• TASK BRIEF: Go through the records below and show every line with the string "nördliche".

___ EXERCISE INPUTS

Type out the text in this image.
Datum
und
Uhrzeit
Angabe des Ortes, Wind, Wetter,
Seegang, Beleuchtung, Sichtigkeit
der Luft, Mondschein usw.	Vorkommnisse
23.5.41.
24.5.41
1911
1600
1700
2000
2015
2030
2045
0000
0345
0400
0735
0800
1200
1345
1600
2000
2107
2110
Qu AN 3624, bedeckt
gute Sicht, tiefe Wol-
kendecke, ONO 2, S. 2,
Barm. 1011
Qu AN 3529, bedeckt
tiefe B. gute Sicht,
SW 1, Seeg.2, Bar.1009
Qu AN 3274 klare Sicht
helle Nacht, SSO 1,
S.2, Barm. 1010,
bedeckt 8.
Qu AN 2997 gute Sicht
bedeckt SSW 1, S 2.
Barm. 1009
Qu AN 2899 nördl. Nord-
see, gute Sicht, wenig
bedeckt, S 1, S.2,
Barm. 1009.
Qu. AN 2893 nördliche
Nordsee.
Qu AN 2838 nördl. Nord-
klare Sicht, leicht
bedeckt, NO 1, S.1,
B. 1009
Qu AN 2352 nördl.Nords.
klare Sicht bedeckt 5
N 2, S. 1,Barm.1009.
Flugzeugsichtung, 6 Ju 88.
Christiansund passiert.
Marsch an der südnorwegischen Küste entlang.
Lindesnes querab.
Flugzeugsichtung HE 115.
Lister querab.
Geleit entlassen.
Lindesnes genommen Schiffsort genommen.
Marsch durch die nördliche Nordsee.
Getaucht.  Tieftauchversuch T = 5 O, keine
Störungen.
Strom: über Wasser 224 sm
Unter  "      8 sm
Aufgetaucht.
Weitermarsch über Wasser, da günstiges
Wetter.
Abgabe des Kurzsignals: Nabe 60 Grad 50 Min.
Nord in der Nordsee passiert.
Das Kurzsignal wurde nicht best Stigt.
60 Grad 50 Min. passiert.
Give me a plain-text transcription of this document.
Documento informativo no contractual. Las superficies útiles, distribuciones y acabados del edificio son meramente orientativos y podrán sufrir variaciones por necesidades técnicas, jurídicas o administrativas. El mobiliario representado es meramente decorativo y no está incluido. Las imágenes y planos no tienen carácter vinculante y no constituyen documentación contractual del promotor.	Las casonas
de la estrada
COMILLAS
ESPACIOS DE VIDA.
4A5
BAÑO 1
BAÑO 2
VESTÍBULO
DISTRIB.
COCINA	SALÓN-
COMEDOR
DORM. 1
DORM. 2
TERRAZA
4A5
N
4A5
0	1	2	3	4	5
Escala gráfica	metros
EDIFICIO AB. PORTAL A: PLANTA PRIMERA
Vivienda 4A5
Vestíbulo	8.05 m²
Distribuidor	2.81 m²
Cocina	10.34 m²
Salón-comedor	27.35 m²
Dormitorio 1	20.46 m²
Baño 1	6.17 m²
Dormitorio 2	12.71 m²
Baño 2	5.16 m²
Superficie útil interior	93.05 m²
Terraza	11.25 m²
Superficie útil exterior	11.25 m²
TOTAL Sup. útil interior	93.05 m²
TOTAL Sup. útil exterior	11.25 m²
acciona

______

• SOLUTION TO THE PROBLEM:
Qu. AN 2893 nördliche
Marsch durch die nördliche Nordsee.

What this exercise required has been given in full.